Description of the task
Which lines hold the string "Read"? Copy every one of them.

Information shown
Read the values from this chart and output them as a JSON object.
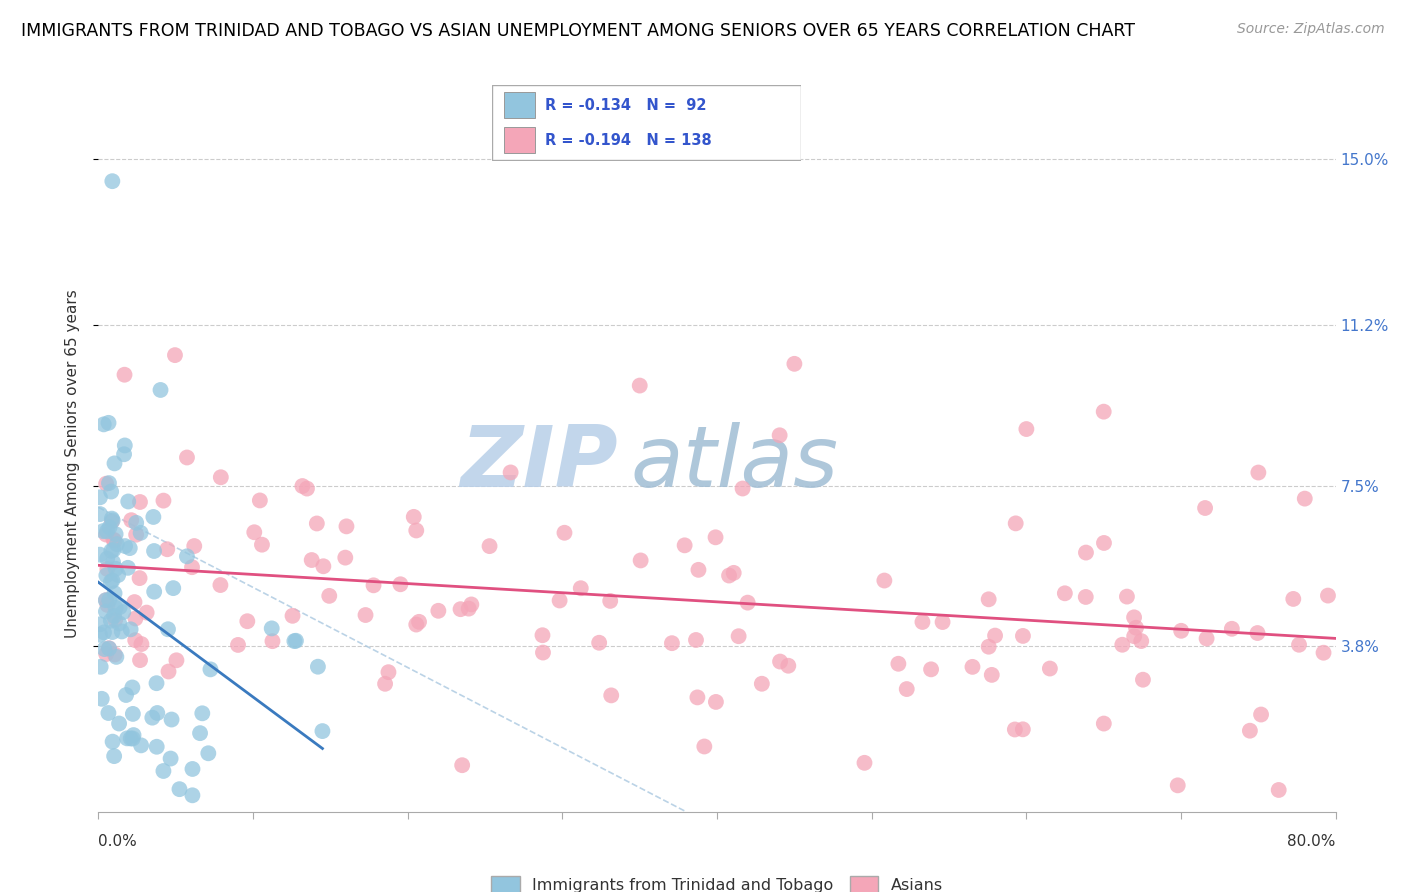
{
  "title": "IMMIGRANTS FROM TRINIDAD AND TOBAGO VS ASIAN UNEMPLOYMENT AMONG SENIORS OVER 65 YEARS CORRELATION CHART",
  "source": "Source: ZipAtlas.com",
  "ylabel": "Unemployment Among Seniors over 65 years",
  "xlim": [
    0.0,
    80.0
  ],
  "ylim": [
    0.0,
    16.0
  ],
  "yticks_right": [
    3.8,
    7.5,
    11.2,
    15.0
  ],
  "ytick_labels_right": [
    "3.8%",
    "7.5%",
    "11.2%",
    "15.0%"
  ],
  "color_blue": "#92c5de",
  "color_pink": "#f4a6b8",
  "color_trendline_blue": "#3a7abf",
  "color_trendline_pink": "#e05080",
  "color_dashed": "#aac8e0",
  "watermark_zip": "ZIP",
  "watermark_atlas": "atlas",
  "watermark_color_zip": "#c5d8ec",
  "watermark_color_atlas": "#b0cce0",
  "title_fontsize": 12.5,
  "source_fontsize": 10,
  "axis_label_fontsize": 11,
  "tick_fontsize": 11,
  "background_color": "#ffffff",
  "legend_text_color": "#3355cc",
  "legend_r1": "R = -0.134",
  "legend_n1": "N =  92",
  "legend_r2": "R = -0.194",
  "legend_n2": "N = 138"
}
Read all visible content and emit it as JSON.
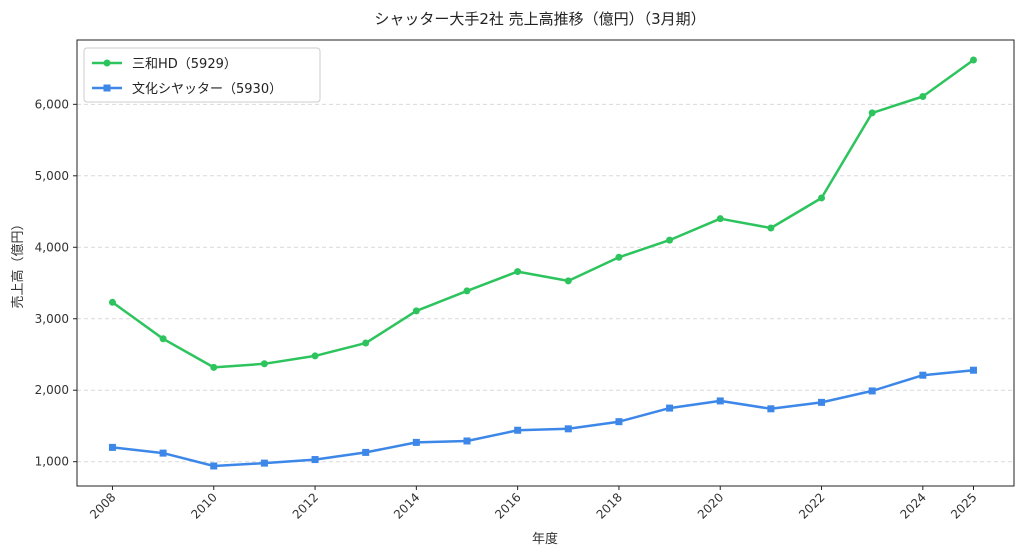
{
  "chart_data": {
    "type": "line",
    "title": "シャッター大手2社 売上高推移（億円）（3月期）",
    "xlabel": "年度",
    "ylabel": "売上高（億円）",
    "x": [
      2008,
      2009,
      2010,
      2011,
      2012,
      2013,
      2014,
      2015,
      2016,
      2017,
      2018,
      2019,
      2020,
      2021,
      2022,
      2023,
      2024,
      2025
    ],
    "xticks": [
      "2008",
      "2010",
      "2012",
      "2014",
      "2016",
      "2018",
      "2020",
      "2022",
      "2024",
      "2025"
    ],
    "yticks": [
      "1,000",
      "2,000",
      "3,000",
      "4,000",
      "5,000",
      "6,000"
    ],
    "ylim": [
      660,
      6900
    ],
    "xlim": [
      2007.3,
      2025.8
    ],
    "grid": "y-dashed",
    "legend": "top-left",
    "series": [
      {
        "name": "三和HD（5929）",
        "color": "#2dc45e",
        "marker": "circle",
        "values": [
          3230,
          2720,
          2320,
          2370,
          2480,
          2660,
          3110,
          3390,
          3660,
          3530,
          3860,
          4100,
          4400,
          4270,
          4690,
          5880,
          6110,
          6620
        ]
      },
      {
        "name": "文化シヤッター（5930）",
        "color": "#3c87e8",
        "marker": "square",
        "values": [
          1200,
          1120,
          940,
          980,
          1030,
          1130,
          1270,
          1290,
          1440,
          1460,
          1560,
          1750,
          1850,
          1740,
          1830,
          1990,
          2210,
          2280
        ]
      }
    ]
  }
}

Answer to this task
Read the values from this chart and output them as a JSON object.
Read all visible content and emit it as JSON.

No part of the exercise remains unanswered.